## start
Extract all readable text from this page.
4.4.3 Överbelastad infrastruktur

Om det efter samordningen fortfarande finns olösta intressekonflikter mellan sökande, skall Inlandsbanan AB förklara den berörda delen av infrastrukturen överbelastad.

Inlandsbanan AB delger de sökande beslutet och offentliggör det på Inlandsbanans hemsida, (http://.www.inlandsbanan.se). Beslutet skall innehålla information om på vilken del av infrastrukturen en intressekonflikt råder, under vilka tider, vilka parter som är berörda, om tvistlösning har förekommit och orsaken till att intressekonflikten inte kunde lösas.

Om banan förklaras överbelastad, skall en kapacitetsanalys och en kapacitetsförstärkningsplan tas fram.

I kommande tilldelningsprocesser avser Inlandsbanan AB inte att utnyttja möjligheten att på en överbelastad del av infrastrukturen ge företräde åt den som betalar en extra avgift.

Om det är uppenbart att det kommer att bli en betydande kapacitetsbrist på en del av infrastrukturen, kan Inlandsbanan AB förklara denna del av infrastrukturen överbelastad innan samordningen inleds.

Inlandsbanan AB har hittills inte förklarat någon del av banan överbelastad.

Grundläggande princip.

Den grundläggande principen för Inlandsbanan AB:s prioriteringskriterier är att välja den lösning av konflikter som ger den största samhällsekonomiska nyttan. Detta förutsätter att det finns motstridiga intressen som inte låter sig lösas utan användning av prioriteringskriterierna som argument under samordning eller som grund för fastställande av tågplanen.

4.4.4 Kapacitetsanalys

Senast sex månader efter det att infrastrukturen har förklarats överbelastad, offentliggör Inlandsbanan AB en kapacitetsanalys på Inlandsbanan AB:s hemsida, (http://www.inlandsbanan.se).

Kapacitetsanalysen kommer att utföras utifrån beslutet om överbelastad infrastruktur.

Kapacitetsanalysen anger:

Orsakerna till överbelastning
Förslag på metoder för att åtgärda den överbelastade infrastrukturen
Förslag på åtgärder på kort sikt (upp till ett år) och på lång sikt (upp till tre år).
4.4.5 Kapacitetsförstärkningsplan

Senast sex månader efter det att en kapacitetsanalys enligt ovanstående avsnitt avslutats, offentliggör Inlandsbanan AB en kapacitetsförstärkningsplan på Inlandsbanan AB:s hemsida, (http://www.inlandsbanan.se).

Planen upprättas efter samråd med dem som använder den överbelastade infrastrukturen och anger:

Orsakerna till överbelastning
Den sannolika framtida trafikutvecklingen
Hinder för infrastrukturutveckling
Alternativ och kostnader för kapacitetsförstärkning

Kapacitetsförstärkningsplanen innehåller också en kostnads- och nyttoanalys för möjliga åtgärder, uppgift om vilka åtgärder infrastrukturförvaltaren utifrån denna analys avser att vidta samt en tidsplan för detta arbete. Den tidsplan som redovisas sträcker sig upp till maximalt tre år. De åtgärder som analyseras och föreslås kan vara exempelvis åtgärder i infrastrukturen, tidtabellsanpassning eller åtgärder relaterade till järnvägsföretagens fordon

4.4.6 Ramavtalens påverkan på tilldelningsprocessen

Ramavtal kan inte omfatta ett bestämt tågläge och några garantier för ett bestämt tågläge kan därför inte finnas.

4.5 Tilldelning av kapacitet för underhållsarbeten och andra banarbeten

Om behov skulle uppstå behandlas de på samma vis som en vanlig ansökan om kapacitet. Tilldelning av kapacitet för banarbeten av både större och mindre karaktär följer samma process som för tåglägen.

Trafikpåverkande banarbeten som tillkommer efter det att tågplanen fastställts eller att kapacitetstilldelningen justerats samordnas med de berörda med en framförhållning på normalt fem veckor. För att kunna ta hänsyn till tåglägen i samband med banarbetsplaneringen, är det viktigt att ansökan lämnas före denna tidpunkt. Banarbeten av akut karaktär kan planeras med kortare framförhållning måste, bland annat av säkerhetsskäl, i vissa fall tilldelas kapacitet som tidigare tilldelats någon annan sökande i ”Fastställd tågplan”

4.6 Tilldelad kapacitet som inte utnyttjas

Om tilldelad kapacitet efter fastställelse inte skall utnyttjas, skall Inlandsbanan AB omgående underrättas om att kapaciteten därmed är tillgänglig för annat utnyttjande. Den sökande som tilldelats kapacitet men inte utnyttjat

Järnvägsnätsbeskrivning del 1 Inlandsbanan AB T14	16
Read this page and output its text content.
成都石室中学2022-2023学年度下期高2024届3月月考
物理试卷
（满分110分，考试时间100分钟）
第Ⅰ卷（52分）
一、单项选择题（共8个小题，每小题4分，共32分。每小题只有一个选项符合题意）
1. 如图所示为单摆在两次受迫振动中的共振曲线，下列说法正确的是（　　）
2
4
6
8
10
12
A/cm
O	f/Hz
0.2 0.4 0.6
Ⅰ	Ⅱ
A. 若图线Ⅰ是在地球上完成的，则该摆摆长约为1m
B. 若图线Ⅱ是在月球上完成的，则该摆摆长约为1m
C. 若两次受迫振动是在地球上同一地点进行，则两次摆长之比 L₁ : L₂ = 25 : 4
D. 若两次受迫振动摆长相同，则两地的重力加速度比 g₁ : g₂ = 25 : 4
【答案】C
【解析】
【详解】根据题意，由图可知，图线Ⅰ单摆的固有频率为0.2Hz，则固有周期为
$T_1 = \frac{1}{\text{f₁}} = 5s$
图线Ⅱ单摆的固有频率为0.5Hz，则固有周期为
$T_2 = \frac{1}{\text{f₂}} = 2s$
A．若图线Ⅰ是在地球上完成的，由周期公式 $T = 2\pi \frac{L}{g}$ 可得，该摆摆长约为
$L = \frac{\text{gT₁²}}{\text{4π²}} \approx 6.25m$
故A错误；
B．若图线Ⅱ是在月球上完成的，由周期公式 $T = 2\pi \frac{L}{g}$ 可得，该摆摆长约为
## end
What to work on
Repeat precisely the lines of the data starting at the one containing "Read this page and output its text content.", last line included.

The reply
Read this page and output its text content.
成都石室中学2022-2023学年度下期高2024届3月月考
物理试卷
（满分110分，考试时间100分钟）
第Ⅰ卷（52分）
一、单项选择题（共8个小题，每小题4分，共32分。每小题只有一个选项符合题意）
1. 如图所示为单摆在两次受迫振动中的共振曲线，下列说法正确的是（　　）
2
4
6
8
10
12
A/cm
O	f/Hz
0.2 0.4 0.6
Ⅰ	Ⅱ
A. 若图线Ⅰ是在地球上完成的，则该摆摆长约为1m
B. 若图线Ⅱ是在月球上完成的，则该摆摆长约为1m
C. 若两次受迫振动是在地球上同一地点进行，则两次摆长之比 L₁ : L₂ = 25 : 4
D. 若两次受迫振动摆长相同，则两地的重力加速度比 g₁ : g₂ = 25 : 4
【答案】C
【解析】
【详解】根据题意，由图可知，图线Ⅰ单摆的固有频率为0.2Hz，则固有周期为
$T_1 = \frac{1}{\text{f₁}} = 5s$
图线Ⅱ单摆的固有频率为0.5Hz，则固有周期为
$T_2 = \frac{1}{\text{f₂}} = 2s$
A．若图线Ⅰ是在地球上完成的，由周期公式 $T = 2\pi \frac{L}{g}$ 可得，该摆摆长约为
$L = \frac{\text{gT₁²}}{\text{4π²}} \approx 6.25m$
故A错误；
B．若图线Ⅱ是在月球上完成的，由周期公式 $T = 2\pi \frac{L}{g}$ 可得，该摆摆长约为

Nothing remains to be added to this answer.